* _SUPPLIED ENTRIES_:

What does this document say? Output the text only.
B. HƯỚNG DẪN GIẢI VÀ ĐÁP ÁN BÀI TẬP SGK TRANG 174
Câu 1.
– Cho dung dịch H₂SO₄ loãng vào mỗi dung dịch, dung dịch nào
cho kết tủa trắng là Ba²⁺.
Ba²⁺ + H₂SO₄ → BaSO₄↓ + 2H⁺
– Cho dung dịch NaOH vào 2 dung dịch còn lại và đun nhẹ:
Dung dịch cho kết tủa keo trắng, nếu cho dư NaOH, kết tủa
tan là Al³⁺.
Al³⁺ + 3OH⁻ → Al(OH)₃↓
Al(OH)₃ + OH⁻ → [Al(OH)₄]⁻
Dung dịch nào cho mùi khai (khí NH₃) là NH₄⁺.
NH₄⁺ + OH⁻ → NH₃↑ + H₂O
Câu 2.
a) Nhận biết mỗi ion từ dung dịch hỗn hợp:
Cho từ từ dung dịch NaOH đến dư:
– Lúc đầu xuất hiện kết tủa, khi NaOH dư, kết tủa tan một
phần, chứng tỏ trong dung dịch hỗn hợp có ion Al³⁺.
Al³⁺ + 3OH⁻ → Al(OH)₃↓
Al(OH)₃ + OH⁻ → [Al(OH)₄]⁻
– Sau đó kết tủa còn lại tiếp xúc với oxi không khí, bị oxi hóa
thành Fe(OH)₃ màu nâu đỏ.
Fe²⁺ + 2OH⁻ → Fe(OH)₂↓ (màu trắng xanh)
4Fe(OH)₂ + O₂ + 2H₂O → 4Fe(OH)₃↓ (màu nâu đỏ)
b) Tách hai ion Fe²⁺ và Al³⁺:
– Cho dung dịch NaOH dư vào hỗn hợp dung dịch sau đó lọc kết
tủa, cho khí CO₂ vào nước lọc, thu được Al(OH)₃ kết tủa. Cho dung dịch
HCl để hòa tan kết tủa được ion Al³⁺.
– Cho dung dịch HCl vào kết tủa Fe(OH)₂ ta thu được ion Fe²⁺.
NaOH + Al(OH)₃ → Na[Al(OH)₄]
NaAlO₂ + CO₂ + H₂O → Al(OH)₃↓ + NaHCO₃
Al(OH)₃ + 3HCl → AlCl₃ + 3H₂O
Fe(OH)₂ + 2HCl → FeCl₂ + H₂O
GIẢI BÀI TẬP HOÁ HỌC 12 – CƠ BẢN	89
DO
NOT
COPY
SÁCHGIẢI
* * *
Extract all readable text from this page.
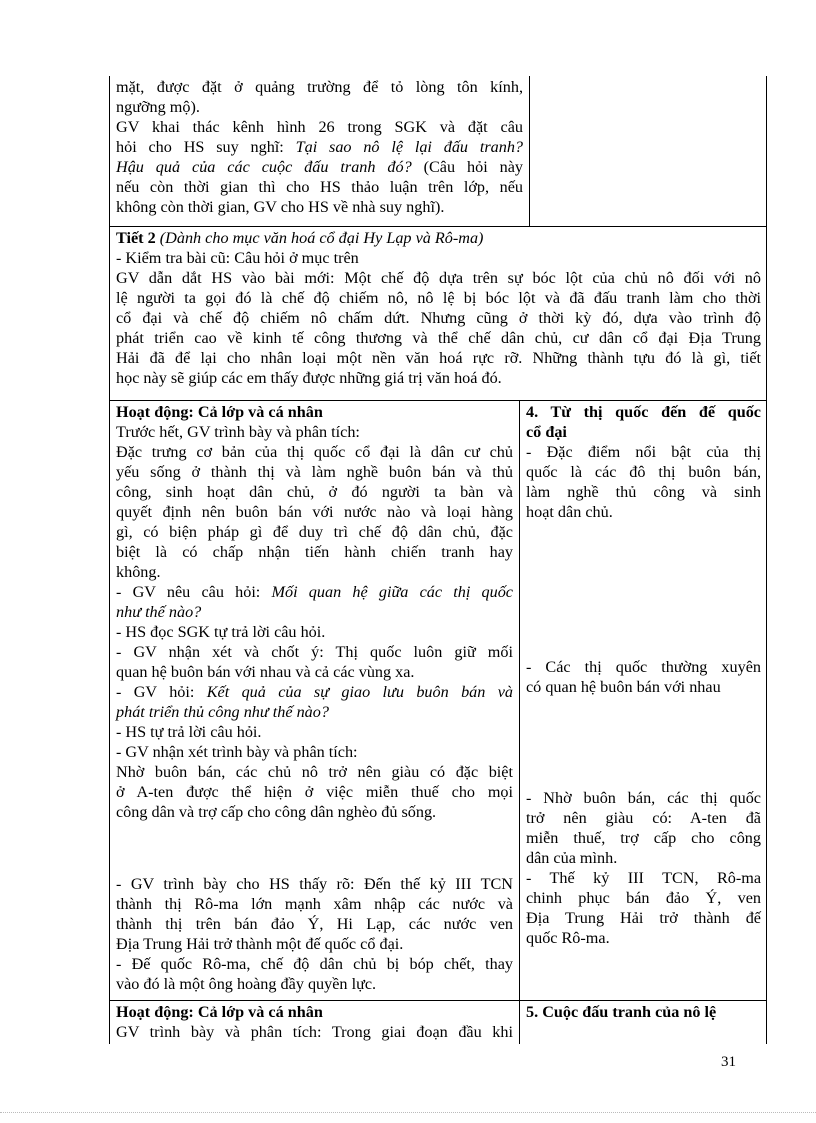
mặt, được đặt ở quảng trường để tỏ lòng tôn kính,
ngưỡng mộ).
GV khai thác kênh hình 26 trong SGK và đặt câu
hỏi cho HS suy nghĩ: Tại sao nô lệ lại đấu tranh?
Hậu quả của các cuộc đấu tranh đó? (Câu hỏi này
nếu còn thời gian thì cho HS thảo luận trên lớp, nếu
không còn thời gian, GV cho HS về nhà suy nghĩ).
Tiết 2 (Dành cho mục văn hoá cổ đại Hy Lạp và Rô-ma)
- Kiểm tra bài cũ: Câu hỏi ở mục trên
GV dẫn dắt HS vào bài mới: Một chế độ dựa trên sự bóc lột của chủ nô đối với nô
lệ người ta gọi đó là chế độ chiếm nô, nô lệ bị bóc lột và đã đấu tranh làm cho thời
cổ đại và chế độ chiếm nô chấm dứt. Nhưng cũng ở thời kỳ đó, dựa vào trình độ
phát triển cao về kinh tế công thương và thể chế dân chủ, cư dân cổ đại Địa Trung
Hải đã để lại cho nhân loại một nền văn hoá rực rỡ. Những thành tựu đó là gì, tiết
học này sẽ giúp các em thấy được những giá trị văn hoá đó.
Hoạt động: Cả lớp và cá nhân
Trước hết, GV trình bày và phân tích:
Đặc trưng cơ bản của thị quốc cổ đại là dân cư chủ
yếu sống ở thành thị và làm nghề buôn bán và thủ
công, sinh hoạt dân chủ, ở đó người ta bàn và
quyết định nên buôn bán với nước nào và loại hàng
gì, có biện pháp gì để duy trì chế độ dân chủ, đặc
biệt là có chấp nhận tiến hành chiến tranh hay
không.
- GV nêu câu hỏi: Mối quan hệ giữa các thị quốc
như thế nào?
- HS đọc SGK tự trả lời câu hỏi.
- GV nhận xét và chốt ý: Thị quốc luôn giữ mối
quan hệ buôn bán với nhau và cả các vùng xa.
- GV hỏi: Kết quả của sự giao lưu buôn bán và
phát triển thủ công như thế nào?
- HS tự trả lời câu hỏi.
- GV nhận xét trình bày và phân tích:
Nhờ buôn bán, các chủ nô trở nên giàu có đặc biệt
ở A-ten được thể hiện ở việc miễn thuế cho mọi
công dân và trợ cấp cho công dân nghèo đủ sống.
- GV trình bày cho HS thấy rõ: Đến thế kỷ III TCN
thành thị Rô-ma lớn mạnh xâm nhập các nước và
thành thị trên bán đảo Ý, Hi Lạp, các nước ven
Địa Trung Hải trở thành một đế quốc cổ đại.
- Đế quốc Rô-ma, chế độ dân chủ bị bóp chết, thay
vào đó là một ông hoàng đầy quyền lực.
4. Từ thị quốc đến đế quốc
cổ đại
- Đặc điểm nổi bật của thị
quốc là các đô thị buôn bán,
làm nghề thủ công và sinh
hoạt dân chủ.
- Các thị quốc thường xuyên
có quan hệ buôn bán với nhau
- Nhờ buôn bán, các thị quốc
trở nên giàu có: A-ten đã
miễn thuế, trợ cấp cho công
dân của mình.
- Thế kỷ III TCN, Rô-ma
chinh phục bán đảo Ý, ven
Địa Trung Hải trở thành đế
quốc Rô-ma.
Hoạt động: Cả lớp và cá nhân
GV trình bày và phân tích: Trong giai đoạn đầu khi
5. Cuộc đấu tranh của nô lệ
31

* _DIRECTION_: Count the lines in the records above that contain the word "chiếm", and give only the number.

* _SOLUTION TO THIS EXERCISE_: 2